=== Text excerpt ===

Whether you’re from the US or overseas, traveling to Alaska is like traveling to a foreign country. By sea it takes almost a week on the Alaska Marine Highway ferry to reach Whittier in Prince William Sound from the lower 48. By land a motorist in the Midwest needs 10 days to drive straight to Fairbanks.
If you’re coming from the US mainland, the quickest and least expensive way to reach Alaska is to fly nonstop from a number of cities. If you’re coming from Asia or Europe, it’s almost impossible to fly directly to Alaska as few international airlines maintain a direct service to Anchorage, except for seasonal flights from Frankfurt on Condor Airlines (%800-524-6975; www.condor.com). Most international travelers come through the gateway cities of Seattle, Portland, Minneapolis or Denver.
Flights, cars and tours can be booked online at lonelyplanet.com/bookings.

=== Extracted data ===

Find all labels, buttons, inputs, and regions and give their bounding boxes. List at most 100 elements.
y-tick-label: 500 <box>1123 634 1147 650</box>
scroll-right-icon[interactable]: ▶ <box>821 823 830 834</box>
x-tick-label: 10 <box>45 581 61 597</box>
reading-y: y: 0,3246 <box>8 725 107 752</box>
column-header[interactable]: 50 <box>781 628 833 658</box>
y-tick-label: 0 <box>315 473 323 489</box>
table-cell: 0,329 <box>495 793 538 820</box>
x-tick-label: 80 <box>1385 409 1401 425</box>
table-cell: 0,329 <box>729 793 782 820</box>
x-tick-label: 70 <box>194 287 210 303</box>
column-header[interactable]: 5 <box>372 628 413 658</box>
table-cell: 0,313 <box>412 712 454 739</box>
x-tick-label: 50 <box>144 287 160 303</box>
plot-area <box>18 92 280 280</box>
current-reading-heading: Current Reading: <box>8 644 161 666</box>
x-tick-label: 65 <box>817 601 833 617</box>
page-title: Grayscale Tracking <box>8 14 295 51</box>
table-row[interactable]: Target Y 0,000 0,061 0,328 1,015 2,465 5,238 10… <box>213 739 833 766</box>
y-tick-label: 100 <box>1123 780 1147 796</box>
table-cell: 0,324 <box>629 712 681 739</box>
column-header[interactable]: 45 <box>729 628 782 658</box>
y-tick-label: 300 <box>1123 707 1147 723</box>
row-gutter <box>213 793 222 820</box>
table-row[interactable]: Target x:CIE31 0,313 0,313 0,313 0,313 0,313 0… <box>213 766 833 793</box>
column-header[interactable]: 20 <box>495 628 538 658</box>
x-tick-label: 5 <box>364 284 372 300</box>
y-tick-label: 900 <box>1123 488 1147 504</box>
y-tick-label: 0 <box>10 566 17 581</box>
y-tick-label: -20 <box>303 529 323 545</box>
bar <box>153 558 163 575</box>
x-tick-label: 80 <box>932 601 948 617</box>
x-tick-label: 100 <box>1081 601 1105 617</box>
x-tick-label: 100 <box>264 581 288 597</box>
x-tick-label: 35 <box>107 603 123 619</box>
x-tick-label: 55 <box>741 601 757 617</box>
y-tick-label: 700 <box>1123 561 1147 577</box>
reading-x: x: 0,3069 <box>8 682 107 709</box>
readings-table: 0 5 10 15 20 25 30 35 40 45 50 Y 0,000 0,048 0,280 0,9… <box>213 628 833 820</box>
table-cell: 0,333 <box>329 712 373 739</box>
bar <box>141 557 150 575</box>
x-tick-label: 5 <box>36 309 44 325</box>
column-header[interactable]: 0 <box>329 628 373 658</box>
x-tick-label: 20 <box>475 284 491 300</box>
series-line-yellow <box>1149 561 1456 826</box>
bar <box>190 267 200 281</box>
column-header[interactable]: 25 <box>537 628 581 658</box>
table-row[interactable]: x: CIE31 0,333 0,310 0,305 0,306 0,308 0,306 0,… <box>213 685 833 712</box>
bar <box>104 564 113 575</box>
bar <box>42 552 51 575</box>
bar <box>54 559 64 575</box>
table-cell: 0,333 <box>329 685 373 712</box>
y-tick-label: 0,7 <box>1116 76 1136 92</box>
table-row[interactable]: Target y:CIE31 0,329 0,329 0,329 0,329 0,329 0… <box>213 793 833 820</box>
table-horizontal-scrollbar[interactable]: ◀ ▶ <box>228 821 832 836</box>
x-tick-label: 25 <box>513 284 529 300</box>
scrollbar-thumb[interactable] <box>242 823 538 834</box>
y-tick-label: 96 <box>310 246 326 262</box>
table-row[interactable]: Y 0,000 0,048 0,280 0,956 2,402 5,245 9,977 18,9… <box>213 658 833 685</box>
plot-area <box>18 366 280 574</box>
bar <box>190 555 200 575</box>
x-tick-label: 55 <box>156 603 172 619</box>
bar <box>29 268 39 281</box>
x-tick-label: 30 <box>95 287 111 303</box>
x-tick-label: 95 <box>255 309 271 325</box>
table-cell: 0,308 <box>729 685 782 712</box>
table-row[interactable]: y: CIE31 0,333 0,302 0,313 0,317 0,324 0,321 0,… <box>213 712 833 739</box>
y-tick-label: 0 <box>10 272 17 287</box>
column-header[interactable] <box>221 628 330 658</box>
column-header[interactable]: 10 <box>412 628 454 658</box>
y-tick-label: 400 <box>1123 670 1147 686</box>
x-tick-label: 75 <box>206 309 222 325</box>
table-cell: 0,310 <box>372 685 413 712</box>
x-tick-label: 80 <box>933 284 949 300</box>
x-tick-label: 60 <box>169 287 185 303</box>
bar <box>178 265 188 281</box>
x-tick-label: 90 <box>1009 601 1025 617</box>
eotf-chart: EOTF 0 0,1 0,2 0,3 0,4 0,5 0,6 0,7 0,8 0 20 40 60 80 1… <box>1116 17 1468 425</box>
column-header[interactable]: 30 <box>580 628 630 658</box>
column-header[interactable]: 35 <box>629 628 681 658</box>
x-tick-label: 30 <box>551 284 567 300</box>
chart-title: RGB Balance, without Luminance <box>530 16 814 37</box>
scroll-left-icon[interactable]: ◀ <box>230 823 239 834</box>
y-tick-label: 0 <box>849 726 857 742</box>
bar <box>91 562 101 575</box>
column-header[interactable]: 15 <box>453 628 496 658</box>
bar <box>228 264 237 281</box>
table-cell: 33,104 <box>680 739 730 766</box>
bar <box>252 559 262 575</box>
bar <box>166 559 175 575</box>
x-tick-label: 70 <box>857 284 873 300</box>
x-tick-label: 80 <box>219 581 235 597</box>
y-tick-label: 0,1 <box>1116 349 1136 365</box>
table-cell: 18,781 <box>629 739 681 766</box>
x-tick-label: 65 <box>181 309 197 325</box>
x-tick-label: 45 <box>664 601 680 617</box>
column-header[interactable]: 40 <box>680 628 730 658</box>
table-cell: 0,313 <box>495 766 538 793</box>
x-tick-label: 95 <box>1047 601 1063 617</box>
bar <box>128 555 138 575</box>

===
=== Extracted data ===

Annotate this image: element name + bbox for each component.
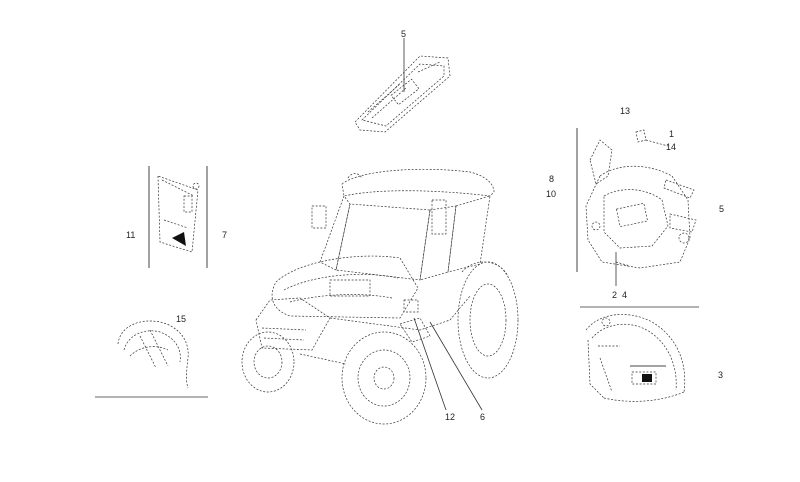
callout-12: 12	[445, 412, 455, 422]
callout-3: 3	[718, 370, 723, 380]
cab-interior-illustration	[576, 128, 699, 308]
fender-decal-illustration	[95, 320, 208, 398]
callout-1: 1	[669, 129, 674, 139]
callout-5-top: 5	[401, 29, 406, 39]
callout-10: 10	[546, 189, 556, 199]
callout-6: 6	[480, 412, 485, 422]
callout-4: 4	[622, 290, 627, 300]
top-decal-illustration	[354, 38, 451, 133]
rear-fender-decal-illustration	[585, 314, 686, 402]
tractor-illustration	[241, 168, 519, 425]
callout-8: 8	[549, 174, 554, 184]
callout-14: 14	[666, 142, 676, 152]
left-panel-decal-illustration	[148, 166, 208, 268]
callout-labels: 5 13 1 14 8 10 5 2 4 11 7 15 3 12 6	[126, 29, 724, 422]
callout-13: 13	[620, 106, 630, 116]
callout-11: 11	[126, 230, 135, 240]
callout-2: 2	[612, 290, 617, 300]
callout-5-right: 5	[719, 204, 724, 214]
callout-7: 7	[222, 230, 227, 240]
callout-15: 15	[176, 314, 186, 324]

===
=== Extracted data ===

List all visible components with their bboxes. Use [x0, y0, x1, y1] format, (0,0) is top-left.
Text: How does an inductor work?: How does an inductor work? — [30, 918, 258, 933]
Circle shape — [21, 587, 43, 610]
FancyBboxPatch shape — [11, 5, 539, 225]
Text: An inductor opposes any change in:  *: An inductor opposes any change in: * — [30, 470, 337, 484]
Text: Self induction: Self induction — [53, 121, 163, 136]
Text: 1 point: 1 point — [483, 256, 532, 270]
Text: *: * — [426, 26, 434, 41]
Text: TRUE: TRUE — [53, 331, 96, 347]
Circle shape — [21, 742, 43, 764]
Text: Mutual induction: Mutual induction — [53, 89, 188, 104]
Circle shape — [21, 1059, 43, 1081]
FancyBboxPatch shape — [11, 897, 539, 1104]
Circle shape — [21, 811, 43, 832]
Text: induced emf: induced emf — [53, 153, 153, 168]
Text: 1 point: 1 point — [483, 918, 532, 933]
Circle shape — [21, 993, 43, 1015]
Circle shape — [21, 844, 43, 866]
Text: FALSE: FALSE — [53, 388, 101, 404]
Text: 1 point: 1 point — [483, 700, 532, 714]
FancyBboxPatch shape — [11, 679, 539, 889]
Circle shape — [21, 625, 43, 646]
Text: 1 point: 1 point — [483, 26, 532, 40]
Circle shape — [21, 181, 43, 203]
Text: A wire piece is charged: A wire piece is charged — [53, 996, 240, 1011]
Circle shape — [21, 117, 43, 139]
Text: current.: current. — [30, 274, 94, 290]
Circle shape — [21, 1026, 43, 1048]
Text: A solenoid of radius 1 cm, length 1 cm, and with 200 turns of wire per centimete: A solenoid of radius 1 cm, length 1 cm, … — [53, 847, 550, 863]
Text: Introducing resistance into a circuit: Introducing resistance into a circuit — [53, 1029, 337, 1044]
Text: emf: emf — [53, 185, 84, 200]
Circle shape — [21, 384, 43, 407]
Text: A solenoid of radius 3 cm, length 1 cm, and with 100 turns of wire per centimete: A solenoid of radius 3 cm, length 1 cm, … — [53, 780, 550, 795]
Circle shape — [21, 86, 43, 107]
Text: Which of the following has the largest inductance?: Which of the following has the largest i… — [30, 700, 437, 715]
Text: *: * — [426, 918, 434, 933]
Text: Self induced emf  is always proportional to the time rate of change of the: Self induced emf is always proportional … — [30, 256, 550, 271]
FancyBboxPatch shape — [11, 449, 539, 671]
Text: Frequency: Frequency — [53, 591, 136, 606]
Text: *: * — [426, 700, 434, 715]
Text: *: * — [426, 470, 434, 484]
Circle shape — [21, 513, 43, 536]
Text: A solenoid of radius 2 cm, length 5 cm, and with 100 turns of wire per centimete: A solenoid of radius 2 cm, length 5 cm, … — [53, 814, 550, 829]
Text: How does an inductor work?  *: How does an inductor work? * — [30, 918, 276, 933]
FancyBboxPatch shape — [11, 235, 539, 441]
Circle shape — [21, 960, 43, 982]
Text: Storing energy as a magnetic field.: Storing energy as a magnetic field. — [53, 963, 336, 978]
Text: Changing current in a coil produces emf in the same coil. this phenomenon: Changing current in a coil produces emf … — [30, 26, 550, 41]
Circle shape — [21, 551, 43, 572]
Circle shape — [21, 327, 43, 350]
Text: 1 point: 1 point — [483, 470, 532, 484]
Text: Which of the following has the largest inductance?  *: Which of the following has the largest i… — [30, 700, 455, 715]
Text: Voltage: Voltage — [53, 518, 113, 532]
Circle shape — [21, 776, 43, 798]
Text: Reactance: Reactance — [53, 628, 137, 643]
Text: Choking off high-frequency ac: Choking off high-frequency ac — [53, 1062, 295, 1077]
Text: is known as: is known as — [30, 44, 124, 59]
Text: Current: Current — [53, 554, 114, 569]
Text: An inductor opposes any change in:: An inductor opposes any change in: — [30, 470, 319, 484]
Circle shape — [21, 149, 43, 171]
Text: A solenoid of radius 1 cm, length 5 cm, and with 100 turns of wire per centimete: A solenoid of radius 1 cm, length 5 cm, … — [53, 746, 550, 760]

===

*Requirements:* Reproduce word for word the part of the Alaska travel text that opens with the words containing "If you’re coming from the" and closes with "online at lonelyplanet.com/bookings.".

*Reply:*
If you’re coming from the US mainland, the quickest and least expensive way to reach Alaska is to fly nonstop from a number of cities. If you’re coming from Asia or Europe, it’s almost impossible to fly directly to Alaska as few international airlines maintain a direct service to Anchorage, except for seasonal flights from Frankfurt on Condor Airlines (%800-524-6975; www.condor.com). Most international travelers come through the gateway cities of Seattle, Portland, Minneapolis or Denver.
Flights, cars and tours can be booked online at lonelyplanet.com/bookings.